# INSTRUCTIONS TO FOLLOW:
Gather all lines with the word "JSON" in them.

# DATA IN THIS EXERCISE:

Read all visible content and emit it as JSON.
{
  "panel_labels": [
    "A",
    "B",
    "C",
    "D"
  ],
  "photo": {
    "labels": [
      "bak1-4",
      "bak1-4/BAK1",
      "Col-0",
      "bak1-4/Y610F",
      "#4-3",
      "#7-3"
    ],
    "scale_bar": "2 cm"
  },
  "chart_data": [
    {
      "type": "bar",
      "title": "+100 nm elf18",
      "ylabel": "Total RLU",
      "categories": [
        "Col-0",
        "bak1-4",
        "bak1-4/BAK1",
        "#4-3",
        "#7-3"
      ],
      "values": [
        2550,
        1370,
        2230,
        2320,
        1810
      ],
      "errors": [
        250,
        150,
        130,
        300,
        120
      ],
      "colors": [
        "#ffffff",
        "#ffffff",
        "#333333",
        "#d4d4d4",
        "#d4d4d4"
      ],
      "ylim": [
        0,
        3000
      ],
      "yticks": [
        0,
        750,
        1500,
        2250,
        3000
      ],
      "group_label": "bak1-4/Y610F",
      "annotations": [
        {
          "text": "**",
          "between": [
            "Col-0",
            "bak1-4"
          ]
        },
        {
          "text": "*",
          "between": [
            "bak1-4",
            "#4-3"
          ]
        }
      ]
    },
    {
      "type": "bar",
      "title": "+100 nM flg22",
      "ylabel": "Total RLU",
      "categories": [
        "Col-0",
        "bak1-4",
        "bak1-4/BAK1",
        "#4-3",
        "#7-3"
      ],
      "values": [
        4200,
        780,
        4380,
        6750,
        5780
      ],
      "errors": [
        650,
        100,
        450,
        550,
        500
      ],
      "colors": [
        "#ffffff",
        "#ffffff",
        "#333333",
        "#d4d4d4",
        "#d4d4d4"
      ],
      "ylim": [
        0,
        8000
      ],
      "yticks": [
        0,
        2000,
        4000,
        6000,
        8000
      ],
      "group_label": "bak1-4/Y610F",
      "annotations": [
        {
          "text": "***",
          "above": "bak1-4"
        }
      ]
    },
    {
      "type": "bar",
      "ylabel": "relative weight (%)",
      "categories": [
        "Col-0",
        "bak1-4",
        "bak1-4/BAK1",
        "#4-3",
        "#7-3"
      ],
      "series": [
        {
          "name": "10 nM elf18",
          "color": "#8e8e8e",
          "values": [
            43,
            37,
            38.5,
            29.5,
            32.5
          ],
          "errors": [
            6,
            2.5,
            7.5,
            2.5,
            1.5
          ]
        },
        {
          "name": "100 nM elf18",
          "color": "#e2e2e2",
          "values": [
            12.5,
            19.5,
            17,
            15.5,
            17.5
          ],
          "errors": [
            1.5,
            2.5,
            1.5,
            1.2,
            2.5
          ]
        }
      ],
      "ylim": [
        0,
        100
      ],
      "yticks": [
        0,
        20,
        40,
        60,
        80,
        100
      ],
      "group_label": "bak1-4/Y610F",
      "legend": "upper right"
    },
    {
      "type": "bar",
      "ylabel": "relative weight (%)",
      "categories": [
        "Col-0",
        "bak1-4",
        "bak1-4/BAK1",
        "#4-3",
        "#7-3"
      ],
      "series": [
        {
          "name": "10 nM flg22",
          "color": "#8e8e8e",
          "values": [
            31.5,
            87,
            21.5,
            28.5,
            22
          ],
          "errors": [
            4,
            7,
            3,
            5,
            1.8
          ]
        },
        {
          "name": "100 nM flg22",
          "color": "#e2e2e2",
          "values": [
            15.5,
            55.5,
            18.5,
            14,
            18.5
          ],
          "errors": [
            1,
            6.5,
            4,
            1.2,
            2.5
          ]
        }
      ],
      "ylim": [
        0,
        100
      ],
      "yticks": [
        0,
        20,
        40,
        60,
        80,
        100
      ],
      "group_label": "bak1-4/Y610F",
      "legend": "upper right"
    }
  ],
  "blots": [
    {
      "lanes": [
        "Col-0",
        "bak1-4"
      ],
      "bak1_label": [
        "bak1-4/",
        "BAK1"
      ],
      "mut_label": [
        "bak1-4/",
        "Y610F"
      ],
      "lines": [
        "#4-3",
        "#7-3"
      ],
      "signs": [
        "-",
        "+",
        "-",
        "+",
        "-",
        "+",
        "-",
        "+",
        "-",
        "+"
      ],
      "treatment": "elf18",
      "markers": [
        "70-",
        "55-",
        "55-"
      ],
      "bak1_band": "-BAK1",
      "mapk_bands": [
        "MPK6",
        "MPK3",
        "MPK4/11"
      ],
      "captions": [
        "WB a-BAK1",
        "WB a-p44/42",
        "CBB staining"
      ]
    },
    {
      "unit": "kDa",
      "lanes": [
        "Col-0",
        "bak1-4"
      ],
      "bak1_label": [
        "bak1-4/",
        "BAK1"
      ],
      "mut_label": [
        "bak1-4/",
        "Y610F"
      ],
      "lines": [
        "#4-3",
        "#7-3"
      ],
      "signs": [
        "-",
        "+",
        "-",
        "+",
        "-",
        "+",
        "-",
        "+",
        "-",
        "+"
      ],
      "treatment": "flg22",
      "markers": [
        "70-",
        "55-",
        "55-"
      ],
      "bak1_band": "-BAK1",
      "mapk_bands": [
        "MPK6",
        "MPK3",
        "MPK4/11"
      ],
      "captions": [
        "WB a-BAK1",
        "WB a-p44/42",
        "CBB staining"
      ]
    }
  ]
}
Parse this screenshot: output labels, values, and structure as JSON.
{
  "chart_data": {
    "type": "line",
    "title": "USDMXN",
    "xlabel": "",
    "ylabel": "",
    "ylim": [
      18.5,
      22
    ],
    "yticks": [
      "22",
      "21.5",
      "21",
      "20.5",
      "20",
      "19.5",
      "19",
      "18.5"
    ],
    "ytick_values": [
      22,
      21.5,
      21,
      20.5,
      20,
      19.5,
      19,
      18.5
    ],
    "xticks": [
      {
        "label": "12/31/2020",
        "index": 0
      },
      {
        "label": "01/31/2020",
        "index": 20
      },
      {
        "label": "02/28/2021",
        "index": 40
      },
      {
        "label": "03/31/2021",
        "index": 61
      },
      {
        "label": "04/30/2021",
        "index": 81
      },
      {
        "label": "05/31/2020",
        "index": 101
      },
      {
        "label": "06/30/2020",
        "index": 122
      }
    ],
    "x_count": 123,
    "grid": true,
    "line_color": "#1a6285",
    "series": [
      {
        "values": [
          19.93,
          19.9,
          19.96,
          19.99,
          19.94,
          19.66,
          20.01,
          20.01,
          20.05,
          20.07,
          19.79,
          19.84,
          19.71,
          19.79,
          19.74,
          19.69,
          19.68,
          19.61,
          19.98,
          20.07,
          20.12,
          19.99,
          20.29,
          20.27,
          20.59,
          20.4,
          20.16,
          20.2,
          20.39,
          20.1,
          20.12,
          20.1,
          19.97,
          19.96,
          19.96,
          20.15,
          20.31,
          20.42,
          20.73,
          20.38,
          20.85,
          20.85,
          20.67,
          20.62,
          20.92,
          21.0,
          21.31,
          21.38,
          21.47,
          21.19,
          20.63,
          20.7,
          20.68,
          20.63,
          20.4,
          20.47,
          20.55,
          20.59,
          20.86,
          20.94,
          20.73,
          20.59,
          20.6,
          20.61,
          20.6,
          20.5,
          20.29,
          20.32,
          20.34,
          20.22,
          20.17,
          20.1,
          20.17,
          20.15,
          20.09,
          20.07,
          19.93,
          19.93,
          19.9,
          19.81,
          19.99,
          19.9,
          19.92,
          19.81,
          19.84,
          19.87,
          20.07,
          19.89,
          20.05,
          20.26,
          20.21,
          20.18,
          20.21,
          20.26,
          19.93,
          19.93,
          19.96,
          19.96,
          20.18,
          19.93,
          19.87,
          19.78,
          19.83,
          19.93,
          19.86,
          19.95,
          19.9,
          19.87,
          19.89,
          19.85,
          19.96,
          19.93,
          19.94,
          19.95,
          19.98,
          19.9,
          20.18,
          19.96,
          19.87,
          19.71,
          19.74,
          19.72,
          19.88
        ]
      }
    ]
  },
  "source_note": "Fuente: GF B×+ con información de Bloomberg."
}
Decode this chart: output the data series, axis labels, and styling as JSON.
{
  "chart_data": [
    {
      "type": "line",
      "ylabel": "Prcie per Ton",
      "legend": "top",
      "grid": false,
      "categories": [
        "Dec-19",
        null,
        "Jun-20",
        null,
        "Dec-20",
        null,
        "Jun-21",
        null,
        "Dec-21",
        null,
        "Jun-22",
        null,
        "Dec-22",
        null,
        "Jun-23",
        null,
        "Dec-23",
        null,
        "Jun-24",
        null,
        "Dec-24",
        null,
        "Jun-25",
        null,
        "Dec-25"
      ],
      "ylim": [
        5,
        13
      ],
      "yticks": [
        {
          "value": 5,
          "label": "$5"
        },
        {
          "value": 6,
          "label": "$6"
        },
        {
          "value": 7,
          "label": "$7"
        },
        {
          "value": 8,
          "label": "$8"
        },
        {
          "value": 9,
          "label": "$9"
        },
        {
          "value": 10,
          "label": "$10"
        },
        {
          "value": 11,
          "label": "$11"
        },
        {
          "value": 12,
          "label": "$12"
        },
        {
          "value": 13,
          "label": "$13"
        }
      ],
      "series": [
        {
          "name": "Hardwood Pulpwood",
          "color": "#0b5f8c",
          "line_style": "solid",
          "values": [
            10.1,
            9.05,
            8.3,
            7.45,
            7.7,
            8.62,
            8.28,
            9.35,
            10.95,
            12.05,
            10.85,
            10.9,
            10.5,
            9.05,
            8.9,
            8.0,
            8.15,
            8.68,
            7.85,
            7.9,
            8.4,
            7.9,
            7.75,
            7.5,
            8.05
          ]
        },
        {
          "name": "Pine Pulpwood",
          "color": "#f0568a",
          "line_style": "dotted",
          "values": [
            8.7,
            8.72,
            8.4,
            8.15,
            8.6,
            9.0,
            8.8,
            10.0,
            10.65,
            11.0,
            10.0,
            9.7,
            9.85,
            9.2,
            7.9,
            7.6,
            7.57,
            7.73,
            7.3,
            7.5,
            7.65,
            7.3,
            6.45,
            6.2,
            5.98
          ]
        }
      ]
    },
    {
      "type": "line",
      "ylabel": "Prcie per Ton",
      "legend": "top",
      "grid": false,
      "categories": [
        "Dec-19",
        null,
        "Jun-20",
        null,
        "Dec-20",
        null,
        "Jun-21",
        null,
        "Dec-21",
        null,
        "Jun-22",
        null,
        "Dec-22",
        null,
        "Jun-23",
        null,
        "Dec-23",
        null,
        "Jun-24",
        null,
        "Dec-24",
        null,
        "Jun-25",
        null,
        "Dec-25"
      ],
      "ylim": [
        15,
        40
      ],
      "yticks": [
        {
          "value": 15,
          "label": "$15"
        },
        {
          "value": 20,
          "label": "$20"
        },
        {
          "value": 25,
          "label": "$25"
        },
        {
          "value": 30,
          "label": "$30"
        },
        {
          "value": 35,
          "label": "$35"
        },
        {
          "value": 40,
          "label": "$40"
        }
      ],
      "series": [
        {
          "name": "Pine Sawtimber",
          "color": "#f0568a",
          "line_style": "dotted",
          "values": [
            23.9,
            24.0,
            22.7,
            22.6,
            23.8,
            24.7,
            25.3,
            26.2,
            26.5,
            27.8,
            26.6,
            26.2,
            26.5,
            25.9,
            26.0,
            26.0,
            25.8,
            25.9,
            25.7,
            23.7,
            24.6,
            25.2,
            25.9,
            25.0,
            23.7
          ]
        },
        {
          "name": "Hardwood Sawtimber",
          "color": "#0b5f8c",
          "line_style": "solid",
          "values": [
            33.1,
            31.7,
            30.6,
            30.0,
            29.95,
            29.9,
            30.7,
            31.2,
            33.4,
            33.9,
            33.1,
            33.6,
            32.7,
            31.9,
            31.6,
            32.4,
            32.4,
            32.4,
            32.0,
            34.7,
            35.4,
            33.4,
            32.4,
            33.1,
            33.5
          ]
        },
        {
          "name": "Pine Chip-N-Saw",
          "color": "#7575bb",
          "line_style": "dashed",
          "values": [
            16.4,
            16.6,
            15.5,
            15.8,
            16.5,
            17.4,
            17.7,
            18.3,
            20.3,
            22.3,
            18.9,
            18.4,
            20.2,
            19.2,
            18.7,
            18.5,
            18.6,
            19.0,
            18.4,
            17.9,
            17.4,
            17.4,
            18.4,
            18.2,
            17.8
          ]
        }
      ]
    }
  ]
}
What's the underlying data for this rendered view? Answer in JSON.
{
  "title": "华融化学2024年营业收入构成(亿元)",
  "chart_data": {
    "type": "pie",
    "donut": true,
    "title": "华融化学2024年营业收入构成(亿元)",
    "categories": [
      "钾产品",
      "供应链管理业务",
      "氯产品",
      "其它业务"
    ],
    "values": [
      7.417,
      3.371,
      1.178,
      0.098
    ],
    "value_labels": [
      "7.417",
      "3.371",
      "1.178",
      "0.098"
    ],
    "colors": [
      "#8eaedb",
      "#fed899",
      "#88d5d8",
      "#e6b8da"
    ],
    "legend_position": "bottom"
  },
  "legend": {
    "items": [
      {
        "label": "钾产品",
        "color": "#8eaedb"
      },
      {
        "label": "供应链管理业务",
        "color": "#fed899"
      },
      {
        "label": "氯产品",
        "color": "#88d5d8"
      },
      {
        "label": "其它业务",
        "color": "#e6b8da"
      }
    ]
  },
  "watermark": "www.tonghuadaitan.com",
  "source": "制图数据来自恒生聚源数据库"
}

# OUTPUT FOR THIS TASK:
Read all visible content and emit it as JSON.
Parse this screenshot: output labels, values, and structure as JSON.
Decode this chart: output the data series, axis labels, and styling as JSON.
What's the underlying data for this rendered view? Answer in JSON.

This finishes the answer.